▶ **What to do**
Report all lines from the entries below in which "Eastern" appears.

· · · · ·

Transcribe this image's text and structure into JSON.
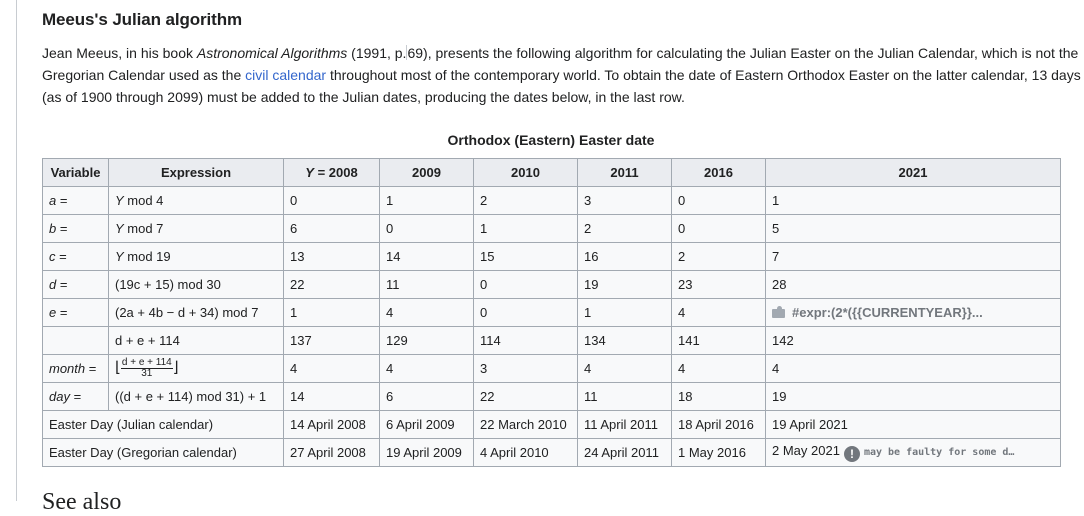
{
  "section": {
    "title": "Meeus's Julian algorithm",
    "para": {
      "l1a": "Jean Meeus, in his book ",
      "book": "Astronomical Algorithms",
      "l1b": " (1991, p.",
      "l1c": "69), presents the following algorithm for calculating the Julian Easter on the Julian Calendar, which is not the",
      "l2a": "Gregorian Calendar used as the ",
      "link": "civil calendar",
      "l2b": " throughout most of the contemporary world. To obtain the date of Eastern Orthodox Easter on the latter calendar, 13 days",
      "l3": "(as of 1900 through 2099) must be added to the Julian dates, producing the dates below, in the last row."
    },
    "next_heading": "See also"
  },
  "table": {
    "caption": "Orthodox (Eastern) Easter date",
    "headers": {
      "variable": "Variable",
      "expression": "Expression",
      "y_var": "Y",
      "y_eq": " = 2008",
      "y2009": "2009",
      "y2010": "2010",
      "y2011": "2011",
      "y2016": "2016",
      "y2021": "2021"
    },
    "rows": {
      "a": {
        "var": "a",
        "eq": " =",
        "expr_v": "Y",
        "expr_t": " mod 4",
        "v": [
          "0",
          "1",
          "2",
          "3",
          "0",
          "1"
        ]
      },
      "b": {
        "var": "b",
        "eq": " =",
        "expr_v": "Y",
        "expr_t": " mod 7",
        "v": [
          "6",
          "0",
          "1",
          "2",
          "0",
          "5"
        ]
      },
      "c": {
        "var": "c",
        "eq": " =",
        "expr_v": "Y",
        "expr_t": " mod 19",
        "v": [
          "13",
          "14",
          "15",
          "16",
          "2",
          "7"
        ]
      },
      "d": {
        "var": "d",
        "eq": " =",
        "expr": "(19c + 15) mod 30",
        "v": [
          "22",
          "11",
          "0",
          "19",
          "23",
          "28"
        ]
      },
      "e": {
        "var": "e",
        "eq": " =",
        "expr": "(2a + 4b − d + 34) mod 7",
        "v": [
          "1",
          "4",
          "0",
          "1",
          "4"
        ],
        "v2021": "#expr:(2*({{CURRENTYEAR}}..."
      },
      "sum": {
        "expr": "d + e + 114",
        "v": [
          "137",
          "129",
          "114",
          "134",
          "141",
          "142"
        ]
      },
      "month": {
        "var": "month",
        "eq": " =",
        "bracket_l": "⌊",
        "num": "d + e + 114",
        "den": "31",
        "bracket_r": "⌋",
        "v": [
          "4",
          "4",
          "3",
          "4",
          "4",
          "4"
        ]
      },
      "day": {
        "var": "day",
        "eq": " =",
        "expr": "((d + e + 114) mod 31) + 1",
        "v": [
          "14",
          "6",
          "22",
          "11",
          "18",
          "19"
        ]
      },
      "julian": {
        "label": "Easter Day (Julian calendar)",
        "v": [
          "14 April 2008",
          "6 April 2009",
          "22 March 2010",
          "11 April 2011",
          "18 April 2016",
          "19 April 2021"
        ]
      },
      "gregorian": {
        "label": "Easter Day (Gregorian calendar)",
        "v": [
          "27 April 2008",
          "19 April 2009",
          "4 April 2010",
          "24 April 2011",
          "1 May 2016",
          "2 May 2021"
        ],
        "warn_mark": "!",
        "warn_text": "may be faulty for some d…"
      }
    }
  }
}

· · · · ·

▶ **Response for this exercise**
      "l2b": " throughout most of the contemporary world. To obtain the date of Eastern Orthodox Easter on the latter calendar, 13 days",
    "caption": "Orthodox (Eastern) Easter date",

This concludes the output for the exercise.